**WORK INSTRUCTIONS**
What is the count of lines that hold the word "after"? Give only the number.

**DATA RECORDS**
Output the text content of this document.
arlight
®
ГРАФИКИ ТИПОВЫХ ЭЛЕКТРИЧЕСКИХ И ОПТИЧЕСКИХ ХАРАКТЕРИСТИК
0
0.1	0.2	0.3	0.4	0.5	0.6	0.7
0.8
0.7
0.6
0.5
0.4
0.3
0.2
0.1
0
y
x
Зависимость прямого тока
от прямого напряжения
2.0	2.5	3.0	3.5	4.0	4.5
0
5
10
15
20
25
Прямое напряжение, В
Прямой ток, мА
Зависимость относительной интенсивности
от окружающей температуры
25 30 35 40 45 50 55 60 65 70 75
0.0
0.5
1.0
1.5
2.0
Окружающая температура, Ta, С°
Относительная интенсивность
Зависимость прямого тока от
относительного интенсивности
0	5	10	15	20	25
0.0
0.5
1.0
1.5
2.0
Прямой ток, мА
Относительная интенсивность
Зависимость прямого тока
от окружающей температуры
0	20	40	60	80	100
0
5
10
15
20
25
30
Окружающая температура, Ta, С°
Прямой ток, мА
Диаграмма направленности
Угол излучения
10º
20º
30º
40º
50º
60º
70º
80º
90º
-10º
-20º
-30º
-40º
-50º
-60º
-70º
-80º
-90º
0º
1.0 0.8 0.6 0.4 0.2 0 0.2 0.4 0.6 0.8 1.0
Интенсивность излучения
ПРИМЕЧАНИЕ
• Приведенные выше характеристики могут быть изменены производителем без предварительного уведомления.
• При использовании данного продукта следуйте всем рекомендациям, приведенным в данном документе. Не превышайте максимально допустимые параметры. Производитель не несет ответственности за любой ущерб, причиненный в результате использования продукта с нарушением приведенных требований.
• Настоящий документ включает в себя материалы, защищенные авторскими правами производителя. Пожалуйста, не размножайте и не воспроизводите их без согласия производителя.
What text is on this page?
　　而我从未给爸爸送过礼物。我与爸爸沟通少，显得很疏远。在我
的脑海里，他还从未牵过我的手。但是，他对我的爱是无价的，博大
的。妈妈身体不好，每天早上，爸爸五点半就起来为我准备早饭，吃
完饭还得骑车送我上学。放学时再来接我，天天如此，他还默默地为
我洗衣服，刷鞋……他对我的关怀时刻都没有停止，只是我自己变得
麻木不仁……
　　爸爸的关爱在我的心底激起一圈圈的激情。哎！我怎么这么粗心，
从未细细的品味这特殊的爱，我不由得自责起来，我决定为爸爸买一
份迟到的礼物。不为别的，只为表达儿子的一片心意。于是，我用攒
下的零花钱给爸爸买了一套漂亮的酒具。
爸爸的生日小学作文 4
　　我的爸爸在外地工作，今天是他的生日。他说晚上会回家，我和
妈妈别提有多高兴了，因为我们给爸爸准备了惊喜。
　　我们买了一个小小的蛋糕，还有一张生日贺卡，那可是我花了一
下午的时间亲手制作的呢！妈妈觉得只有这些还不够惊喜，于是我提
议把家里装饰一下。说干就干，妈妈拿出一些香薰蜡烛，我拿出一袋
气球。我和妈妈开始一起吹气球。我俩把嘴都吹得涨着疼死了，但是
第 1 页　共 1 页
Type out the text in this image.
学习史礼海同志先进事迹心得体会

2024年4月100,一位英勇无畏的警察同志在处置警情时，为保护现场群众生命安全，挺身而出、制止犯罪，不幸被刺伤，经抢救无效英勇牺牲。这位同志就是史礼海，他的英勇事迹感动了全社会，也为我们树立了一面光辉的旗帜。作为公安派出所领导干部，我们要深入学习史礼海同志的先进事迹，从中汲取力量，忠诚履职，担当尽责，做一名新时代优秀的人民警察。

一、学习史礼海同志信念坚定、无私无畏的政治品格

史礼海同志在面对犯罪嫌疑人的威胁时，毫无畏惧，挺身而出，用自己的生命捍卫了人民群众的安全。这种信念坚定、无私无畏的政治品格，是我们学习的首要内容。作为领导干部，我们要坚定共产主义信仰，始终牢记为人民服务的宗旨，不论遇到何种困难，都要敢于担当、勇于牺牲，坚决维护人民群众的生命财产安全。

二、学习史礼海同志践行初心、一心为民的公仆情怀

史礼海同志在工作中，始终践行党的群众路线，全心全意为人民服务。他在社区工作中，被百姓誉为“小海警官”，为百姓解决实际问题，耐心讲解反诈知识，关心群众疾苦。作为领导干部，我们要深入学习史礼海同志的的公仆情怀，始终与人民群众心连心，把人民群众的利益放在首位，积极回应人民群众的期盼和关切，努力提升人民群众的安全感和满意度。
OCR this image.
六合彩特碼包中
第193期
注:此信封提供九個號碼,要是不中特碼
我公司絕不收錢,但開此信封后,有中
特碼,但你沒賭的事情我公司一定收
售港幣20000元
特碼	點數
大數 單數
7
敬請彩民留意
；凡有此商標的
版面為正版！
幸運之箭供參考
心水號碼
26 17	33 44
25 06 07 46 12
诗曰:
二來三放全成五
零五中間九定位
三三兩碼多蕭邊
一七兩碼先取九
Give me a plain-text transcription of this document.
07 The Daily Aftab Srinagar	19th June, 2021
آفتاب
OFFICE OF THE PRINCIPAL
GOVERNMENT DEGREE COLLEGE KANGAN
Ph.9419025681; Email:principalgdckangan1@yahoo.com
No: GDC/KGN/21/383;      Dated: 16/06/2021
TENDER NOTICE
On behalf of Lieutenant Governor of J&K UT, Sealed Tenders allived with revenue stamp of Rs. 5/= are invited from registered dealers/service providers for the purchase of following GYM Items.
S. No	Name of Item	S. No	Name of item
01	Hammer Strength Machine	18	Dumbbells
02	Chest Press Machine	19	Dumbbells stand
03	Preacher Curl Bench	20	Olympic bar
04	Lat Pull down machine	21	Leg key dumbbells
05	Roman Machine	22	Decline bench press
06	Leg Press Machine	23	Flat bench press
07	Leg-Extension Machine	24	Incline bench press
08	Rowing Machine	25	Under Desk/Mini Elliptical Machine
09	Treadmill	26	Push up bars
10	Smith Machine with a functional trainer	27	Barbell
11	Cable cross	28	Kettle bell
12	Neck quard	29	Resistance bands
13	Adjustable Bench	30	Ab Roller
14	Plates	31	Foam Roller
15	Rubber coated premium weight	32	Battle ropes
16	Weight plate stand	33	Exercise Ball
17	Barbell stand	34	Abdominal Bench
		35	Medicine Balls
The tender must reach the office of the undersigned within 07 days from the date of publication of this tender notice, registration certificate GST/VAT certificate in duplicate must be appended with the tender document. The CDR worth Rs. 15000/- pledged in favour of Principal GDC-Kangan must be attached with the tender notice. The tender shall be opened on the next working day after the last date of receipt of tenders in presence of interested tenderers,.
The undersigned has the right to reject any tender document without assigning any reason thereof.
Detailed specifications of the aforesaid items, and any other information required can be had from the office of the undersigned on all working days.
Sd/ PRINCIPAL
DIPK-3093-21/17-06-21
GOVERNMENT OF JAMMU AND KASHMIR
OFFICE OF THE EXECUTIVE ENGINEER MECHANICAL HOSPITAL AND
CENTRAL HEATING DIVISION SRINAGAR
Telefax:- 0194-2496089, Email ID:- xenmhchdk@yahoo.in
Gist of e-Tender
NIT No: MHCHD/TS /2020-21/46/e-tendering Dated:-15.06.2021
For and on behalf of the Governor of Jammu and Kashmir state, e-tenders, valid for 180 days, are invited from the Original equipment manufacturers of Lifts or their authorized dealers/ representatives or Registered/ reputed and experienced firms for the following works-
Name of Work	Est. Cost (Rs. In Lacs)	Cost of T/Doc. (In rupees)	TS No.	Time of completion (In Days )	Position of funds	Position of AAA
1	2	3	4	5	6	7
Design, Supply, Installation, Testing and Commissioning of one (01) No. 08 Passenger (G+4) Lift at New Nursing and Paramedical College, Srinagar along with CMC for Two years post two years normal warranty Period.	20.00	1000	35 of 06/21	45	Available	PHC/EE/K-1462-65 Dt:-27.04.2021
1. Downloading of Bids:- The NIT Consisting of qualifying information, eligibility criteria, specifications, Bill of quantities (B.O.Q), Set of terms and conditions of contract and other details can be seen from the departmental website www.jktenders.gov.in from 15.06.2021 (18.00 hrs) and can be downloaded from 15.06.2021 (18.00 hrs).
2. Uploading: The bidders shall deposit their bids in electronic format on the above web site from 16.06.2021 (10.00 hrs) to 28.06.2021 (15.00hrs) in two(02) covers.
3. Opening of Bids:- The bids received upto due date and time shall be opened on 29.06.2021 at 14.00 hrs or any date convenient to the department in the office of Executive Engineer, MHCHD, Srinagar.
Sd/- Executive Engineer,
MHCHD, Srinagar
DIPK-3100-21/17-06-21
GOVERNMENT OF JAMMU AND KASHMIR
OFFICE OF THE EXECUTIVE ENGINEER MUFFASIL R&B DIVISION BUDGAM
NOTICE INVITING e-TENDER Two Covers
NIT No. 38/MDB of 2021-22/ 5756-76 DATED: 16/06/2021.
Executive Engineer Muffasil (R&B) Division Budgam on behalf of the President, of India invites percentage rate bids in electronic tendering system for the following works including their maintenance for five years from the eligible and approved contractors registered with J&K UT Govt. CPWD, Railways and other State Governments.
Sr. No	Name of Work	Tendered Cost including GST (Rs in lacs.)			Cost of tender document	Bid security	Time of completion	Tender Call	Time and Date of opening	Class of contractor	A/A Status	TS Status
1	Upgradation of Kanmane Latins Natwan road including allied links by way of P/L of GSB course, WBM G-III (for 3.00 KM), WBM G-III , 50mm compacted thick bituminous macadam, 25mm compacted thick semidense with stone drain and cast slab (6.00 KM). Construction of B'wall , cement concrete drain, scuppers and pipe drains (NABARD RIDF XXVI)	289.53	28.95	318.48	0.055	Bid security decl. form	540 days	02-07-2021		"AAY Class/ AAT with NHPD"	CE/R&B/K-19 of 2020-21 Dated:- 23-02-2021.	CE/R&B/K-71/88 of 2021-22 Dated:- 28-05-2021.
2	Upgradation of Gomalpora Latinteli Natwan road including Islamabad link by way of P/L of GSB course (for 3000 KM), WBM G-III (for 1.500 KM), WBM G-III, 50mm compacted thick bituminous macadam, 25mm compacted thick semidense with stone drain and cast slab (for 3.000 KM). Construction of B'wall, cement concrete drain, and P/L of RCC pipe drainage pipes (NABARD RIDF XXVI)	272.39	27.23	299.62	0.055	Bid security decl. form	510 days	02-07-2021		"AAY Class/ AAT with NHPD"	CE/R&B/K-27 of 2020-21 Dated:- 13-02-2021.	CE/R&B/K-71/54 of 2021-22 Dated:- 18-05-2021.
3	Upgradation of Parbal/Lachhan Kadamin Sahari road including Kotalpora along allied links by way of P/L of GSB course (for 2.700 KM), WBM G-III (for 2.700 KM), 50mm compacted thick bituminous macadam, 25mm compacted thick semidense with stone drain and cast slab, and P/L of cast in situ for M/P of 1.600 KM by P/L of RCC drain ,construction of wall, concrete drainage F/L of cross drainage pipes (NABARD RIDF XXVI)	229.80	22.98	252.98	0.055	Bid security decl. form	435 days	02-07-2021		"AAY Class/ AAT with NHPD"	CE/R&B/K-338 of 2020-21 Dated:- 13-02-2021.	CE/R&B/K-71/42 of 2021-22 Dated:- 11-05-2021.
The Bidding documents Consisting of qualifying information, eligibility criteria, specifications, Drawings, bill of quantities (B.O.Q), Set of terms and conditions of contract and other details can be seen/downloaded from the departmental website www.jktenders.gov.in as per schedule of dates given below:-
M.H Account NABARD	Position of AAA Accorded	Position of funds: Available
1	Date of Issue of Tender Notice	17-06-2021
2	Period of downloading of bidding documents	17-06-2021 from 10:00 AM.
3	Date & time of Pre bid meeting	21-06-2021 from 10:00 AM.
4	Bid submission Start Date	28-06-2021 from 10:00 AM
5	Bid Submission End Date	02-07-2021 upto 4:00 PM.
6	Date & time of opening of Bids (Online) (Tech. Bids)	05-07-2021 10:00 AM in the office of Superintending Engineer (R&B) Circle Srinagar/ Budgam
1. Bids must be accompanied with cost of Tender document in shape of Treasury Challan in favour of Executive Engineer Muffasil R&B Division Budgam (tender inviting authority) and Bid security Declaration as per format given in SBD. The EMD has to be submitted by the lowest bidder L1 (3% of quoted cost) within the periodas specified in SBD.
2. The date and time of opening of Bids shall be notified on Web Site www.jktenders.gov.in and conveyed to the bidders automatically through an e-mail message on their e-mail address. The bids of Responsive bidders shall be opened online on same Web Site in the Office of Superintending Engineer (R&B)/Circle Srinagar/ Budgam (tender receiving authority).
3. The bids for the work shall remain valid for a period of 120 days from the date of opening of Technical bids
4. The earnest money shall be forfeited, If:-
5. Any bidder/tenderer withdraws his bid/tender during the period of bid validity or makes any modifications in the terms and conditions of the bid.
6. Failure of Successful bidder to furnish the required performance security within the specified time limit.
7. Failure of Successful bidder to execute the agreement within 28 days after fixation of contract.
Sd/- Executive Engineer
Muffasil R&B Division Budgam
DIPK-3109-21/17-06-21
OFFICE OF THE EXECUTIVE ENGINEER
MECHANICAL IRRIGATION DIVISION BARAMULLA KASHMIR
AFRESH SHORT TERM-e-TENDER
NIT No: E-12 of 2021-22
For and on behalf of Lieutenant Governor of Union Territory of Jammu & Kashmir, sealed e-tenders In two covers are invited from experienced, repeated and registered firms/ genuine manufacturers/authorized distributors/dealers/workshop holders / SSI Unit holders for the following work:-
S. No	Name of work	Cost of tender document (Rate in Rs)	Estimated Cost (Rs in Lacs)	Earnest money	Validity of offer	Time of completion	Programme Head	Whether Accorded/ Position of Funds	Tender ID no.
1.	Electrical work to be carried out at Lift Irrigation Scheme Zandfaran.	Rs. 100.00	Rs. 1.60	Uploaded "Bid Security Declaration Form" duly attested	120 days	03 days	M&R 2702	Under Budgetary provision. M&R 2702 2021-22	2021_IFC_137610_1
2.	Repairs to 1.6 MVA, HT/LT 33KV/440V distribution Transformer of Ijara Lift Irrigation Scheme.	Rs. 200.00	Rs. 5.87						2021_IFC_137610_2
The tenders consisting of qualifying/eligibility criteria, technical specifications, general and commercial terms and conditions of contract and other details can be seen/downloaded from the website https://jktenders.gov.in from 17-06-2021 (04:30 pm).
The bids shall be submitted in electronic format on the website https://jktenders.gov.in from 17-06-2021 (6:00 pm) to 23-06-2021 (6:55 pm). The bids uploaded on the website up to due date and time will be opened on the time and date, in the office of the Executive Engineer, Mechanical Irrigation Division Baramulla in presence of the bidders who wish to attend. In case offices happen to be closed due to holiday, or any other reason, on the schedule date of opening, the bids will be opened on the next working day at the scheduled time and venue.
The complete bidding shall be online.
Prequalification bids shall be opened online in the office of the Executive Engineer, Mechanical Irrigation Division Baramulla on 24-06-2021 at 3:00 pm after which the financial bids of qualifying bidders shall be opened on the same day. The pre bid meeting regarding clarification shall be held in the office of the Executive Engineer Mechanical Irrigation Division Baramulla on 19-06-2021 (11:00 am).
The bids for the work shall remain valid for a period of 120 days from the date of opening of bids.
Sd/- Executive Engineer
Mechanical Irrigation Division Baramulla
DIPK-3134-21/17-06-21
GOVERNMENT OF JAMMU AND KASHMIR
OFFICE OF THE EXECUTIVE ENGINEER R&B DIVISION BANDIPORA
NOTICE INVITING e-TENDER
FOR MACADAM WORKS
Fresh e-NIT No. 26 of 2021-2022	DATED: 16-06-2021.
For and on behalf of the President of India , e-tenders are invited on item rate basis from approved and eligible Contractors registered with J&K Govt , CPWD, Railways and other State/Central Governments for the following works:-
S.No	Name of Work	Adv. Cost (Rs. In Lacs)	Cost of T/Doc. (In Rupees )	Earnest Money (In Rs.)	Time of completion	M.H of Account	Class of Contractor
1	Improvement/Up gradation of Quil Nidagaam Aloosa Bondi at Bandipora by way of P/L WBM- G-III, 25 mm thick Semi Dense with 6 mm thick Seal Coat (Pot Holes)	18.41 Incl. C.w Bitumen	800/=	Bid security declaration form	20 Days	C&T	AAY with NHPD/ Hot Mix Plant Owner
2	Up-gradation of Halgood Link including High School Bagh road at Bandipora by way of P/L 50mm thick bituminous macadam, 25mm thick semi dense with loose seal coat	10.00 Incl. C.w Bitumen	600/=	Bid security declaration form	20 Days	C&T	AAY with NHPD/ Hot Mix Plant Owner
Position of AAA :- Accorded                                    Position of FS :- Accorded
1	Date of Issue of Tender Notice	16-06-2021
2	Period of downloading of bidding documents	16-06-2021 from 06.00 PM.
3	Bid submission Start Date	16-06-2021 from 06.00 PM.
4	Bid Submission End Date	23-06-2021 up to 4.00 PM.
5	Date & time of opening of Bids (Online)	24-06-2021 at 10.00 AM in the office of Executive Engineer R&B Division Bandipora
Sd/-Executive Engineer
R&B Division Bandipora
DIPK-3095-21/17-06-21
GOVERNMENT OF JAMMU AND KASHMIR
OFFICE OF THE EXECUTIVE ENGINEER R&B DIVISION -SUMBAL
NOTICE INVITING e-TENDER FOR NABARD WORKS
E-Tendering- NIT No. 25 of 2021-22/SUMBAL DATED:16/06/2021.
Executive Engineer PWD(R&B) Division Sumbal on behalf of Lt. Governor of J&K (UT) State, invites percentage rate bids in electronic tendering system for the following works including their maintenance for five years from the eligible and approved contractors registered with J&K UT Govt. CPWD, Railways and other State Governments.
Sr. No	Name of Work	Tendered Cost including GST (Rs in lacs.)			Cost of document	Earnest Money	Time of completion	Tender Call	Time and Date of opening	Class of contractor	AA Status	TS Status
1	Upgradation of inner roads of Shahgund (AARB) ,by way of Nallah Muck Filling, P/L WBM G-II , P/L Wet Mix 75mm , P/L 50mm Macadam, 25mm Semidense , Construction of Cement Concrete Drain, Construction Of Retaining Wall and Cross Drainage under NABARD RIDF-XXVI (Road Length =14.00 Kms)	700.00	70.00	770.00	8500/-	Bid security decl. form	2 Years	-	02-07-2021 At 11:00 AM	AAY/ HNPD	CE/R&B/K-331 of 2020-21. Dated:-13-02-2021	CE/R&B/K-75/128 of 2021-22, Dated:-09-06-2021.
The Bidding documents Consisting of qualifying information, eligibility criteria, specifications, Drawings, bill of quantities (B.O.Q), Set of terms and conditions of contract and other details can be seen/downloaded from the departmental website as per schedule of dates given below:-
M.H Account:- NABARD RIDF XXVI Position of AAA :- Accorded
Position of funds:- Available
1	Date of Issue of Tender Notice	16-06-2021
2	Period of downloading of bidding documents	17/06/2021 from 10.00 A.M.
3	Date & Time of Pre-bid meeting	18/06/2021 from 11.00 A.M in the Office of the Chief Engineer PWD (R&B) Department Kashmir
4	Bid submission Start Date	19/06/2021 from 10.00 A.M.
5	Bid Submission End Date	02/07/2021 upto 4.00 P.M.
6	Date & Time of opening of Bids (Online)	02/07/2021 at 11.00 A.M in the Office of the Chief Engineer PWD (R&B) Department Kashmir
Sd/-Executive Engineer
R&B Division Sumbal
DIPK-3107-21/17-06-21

**REPLY**
3